■ **WHAT IS EXPECTED**
Extract the records below word for word and ignore the images.

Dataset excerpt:
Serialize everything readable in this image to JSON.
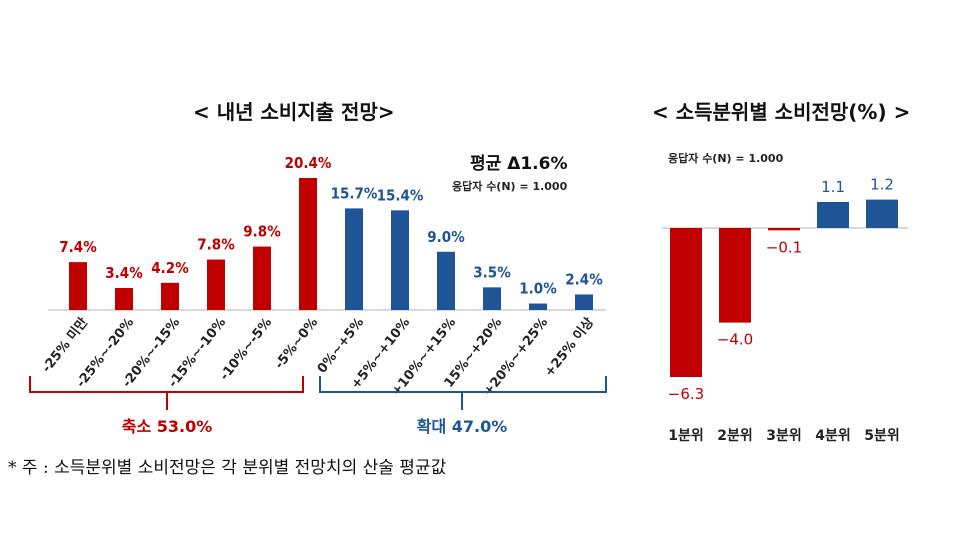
{
  "chart_data": [
    {
      "type": "bar",
      "title": "< 내년 소비지출 전망>",
      "annotation_mean": "평균 Δ1.6%",
      "annotation_n": "응답자 수(N) = 1.000",
      "categories": [
        "-25% 미만",
        "-25%~-20%",
        "-20%~-15%",
        "-15%~-10%",
        "-10%~-5%",
        "-5%~0%",
        "0%~+5%",
        "+5%~+10%",
        "+10%~+15%",
        "15%~+20%",
        "+20%~+25%",
        "+25% 이상"
      ],
      "values": [
        7.4,
        3.4,
        4.2,
        7.8,
        9.8,
        20.4,
        15.7,
        15.4,
        9.0,
        3.5,
        1.0,
        2.4
      ],
      "data_labels": [
        "7.4%",
        "3.4%",
        "4.2%",
        "7.8%",
        "9.8%",
        "20.4%",
        "15.7%",
        "15.4%",
        "9.0%",
        "3.5%",
        "1.0%",
        "2.4%"
      ],
      "colors": [
        "#c00000",
        "#c00000",
        "#c00000",
        "#c00000",
        "#c00000",
        "#c00000",
        "#1f5597",
        "#1f5597",
        "#1f5597",
        "#1f5597",
        "#1f5597",
        "#1f5597"
      ],
      "groups": [
        {
          "label": "축소 53.0%",
          "color": "#c00000"
        },
        {
          "label": "확대 47.0%",
          "color": "#1f5597"
        }
      ],
      "ylim": [
        0,
        22
      ],
      "grid": false
    },
    {
      "type": "bar",
      "title": "< 소득분위별 소비전망(%) >",
      "annotation_n": "응답자 수(N) = 1.000",
      "categories": [
        "1분위",
        "2분위",
        "3분위",
        "4분위",
        "5분위"
      ],
      "values": [
        -6.3,
        -4.0,
        -0.1,
        1.1,
        1.2
      ],
      "data_labels": [
        "-6.3",
        "-4.0",
        "-0.1",
        "1.1",
        "1.2"
      ],
      "colors": {
        "negative": "#c00000",
        "positive": "#1f5597"
      },
      "ylim": [
        -7,
        2
      ],
      "grid": false
    }
  ],
  "footnote": "* 주 : 소득분위별 소비전망은 각 분위별 전망치의 산술 평균값"
}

■ **TASK ANSWER**
Serialize everything readable in this image to JSON.
{
  "chart_data": [
    {
      "type": "bar",
      "title": "< 내년 소비지출 전망>",
      "annotation_mean": "평균 Δ1.6%",
      "annotation_n": "응답자 수(N) = 1.000",
      "categories": [
        "-25% 미만",
        "-25%~-20%",
        "-20%~-15%",
        "-15%~-10%",
        "-10%~-5%",
        "-5%~0%",
        "0%~+5%",
        "+5%~+10%",
        "+10%~+15%",
        "15%~+20%",
        "+20%~+25%",
        "+25% 이상"
      ],
      "values": [
        7.4,
        3.4,
        4.2,
        7.8,
        9.8,
        20.4,
        15.7,
        15.4,
        9.0,
        3.5,
        1.0,
        2.4
      ],
      "data_labels": [
        "7.4%",
        "3.4%",
        "4.2%",
        "7.8%",
        "9.8%",
        "20.4%",
        "15.7%",
        "15.4%",
        "9.0%",
        "3.5%",
        "1.0%",
        "2.4%"
      ],
      "colors": [
        "#c00000",
        "#c00000",
        "#c00000",
        "#c00000",
        "#c00000",
        "#c00000",
        "#1f5597",
        "#1f5597",
        "#1f5597",
        "#1f5597",
        "#1f5597",
        "#1f5597"
      ],
      "groups": [
        {
          "label": "축소 53.0%",
          "color": "#c00000"
        },
        {
          "label": "확대 47.0%",
          "color": "#1f5597"
        }
      ],
      "ylim": [
        0,
        22
      ],
      "grid": false
    },
    {
      "type": "bar",
      "title": "< 소득분위별 소비전망(%) >",
      "annotation_n": "응답자 수(N) = 1.000",
      "categories": [
        "1분위",
        "2분위",
        "3분위",
        "4분위",
        "5분위"
      ],
      "values": [
        -6.3,
        -4.0,
        -0.1,
        1.1,
        1.2
      ],
      "data_labels": [
        "-6.3",
        "-4.0",
        "-0.1",
        "1.1",
        "1.2"
      ],
      "colors": {
        "negative": "#c00000",
        "positive": "#1f5597"
      },
      "ylim": [
        -7,
        2
      ],
      "grid": false
    }
  ],
  "footnote": "* 주 : 소득분위별 소비전망은 각 분위별 전망치의 산술 평균값"
}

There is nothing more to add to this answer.